*Records shown*.
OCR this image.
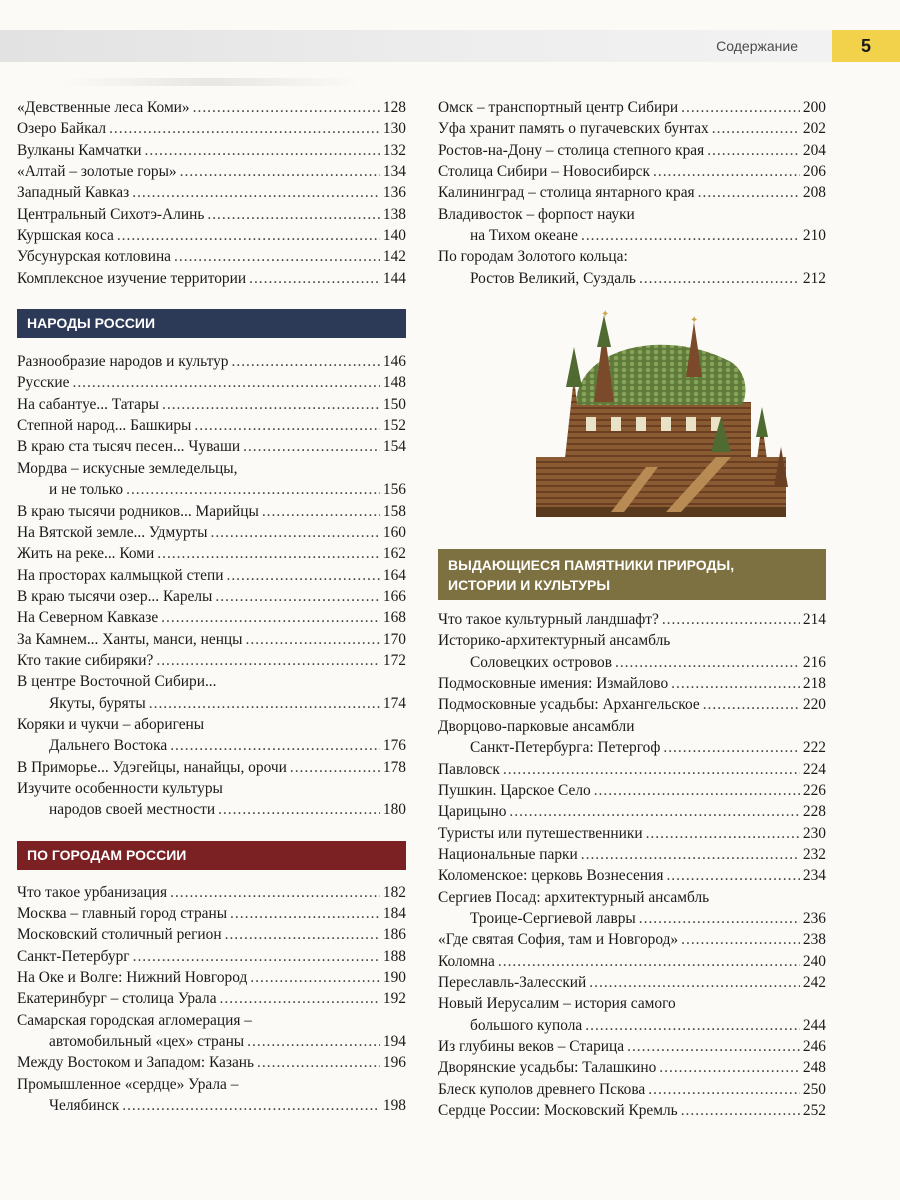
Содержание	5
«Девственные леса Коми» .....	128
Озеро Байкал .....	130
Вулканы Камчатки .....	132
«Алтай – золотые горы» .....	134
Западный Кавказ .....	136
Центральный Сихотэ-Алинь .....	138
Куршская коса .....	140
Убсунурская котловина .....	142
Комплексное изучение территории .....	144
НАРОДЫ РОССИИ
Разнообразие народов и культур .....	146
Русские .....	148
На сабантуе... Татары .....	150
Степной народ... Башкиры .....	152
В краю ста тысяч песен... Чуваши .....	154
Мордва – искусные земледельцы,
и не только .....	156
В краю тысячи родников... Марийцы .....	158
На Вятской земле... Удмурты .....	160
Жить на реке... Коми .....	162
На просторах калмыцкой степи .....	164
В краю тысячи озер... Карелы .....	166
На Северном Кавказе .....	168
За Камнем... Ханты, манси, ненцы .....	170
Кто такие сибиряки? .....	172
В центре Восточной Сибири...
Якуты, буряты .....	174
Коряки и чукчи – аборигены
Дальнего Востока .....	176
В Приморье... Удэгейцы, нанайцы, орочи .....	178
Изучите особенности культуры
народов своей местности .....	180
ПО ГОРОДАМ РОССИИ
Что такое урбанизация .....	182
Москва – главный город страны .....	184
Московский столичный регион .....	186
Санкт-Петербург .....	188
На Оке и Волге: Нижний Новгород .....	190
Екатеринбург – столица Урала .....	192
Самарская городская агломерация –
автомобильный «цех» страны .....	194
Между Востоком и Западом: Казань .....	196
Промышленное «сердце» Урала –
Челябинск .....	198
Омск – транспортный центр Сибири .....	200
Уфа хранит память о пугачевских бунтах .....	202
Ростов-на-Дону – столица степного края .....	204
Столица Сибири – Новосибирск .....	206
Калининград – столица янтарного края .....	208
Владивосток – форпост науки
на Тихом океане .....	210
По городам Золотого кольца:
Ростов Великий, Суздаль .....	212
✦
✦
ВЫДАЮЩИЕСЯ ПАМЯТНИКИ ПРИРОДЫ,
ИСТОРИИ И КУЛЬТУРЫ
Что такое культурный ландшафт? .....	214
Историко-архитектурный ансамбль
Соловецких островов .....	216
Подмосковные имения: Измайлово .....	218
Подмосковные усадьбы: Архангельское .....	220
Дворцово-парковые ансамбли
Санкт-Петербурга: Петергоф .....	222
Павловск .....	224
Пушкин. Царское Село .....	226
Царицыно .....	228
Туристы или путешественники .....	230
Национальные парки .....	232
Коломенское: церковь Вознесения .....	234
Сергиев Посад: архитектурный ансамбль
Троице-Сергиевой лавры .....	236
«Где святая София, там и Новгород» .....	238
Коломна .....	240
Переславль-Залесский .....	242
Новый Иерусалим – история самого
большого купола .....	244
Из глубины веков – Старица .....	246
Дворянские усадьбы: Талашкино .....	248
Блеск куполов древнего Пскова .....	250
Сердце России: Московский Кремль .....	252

...

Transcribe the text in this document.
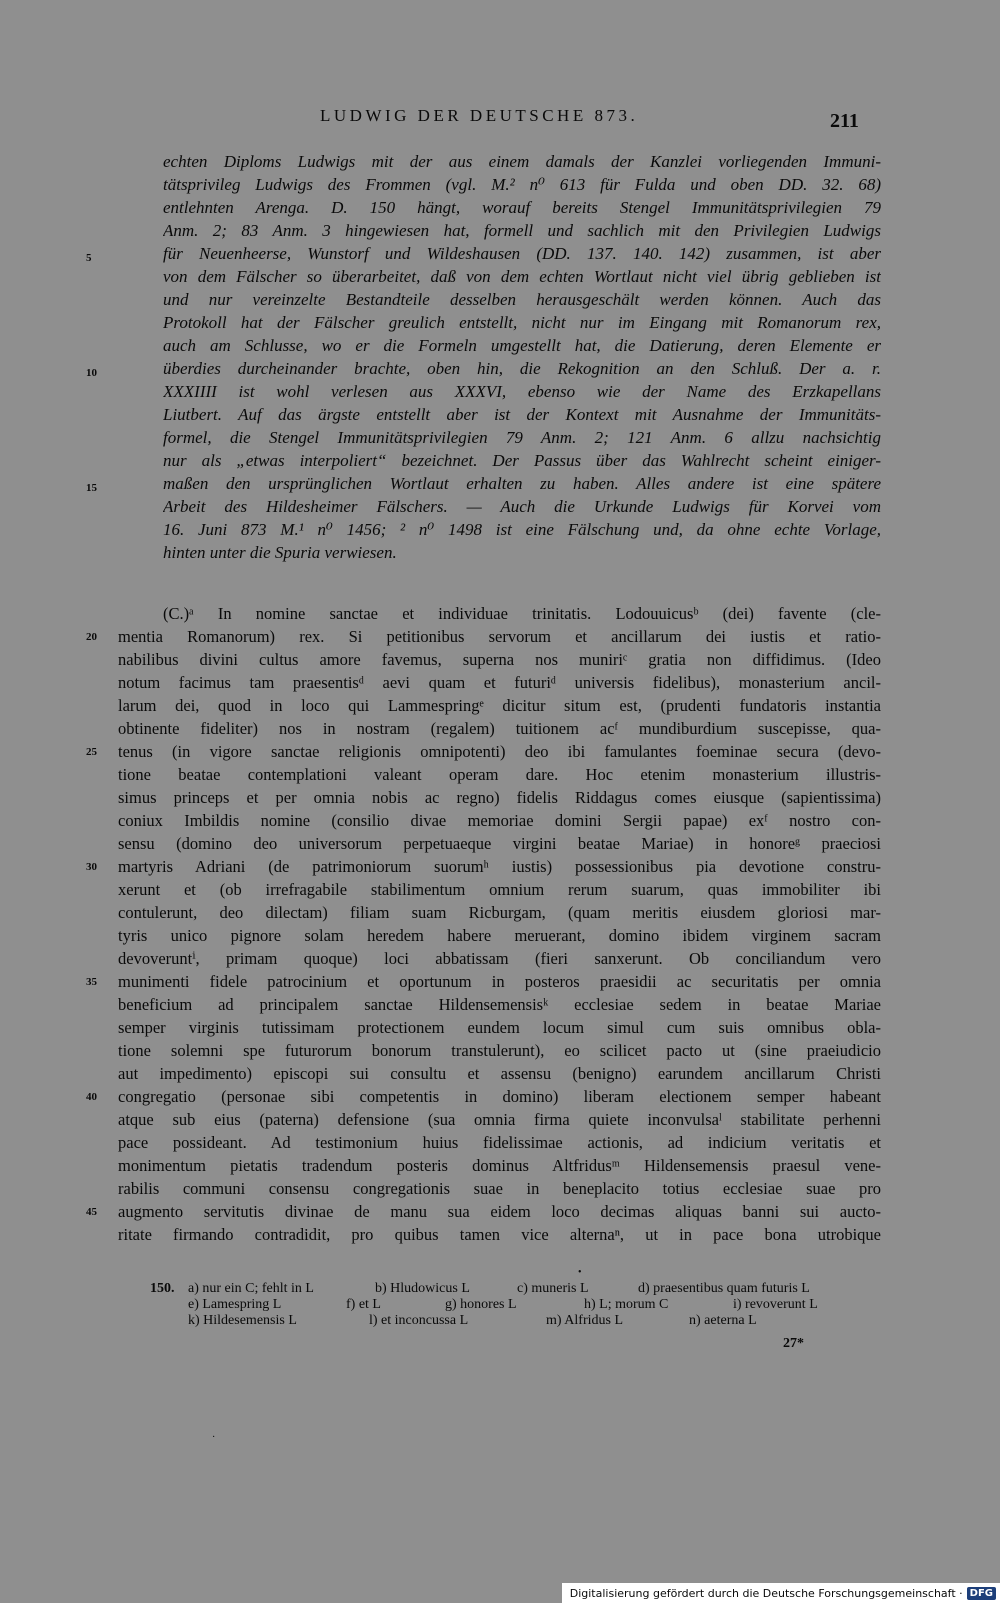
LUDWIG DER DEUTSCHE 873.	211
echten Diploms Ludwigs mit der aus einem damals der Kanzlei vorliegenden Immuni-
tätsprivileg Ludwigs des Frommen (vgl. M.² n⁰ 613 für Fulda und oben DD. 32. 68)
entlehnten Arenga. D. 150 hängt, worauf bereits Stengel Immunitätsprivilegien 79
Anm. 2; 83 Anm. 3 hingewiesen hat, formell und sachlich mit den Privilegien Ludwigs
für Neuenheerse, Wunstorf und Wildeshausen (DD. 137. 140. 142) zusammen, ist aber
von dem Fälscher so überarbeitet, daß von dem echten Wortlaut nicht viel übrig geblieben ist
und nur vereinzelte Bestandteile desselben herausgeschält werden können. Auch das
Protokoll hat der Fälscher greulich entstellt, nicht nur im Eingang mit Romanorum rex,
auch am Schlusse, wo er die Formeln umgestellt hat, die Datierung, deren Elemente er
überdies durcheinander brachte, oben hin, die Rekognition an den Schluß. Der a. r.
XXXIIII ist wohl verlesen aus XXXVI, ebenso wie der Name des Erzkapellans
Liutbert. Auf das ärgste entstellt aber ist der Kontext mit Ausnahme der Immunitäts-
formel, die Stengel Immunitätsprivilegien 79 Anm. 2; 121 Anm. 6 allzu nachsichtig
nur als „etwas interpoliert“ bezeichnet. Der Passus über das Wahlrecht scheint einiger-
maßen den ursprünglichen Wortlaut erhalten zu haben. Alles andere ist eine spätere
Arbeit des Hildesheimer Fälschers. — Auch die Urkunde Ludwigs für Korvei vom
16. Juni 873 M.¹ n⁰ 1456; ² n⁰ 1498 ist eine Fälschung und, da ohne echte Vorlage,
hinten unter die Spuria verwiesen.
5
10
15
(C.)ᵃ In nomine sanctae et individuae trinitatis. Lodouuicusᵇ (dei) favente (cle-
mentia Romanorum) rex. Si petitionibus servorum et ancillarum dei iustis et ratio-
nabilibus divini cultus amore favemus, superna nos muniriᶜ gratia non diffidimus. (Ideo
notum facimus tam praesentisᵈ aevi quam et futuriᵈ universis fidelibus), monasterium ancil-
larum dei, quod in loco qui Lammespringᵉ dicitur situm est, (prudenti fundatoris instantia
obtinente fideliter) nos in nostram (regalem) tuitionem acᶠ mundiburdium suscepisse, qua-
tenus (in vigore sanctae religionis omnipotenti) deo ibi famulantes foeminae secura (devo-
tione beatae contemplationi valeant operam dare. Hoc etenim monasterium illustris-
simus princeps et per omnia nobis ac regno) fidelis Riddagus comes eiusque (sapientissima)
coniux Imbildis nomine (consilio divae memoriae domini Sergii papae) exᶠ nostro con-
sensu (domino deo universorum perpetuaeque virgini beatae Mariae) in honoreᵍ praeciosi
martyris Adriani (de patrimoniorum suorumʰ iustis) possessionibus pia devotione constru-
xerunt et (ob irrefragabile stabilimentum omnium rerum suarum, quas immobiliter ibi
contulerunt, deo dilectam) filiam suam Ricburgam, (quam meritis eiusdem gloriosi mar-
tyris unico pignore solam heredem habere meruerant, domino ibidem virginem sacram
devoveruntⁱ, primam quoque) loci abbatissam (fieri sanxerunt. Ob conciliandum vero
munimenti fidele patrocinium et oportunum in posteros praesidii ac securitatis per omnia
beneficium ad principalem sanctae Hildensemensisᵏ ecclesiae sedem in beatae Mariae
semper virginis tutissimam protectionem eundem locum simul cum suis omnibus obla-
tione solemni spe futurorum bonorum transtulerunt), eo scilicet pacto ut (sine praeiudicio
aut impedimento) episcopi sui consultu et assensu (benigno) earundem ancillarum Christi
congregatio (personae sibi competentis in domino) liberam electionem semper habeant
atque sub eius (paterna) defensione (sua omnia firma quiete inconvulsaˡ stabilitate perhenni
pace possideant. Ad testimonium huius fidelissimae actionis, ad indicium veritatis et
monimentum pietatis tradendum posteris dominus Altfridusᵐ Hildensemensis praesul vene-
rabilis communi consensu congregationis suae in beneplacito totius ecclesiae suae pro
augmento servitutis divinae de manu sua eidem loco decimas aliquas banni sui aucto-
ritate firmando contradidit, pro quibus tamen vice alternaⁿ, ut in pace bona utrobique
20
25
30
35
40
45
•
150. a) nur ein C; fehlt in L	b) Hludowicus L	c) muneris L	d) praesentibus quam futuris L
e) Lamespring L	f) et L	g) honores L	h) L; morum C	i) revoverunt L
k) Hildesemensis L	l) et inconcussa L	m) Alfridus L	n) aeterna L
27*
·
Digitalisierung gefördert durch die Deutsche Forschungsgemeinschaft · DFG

*Your objective*.
Gather each line of the records holding the string "Ludwigs".

*Solution for this task*.
echten Diploms Ludwigs mit der aus einem damals der Kanzlei vorliegenden Immuni-
tätsprivileg Ludwigs des Frommen (vgl. M.² n⁰ 613 für Fulda und oben DD. 32. 68)
Anm. 2; 83 Anm. 3 hingewiesen hat, formell und sachlich mit den Privilegien Ludwigs
Arbeit des Hildesheimer Fälschers. — Auch die Urkunde Ludwigs für Korvei vom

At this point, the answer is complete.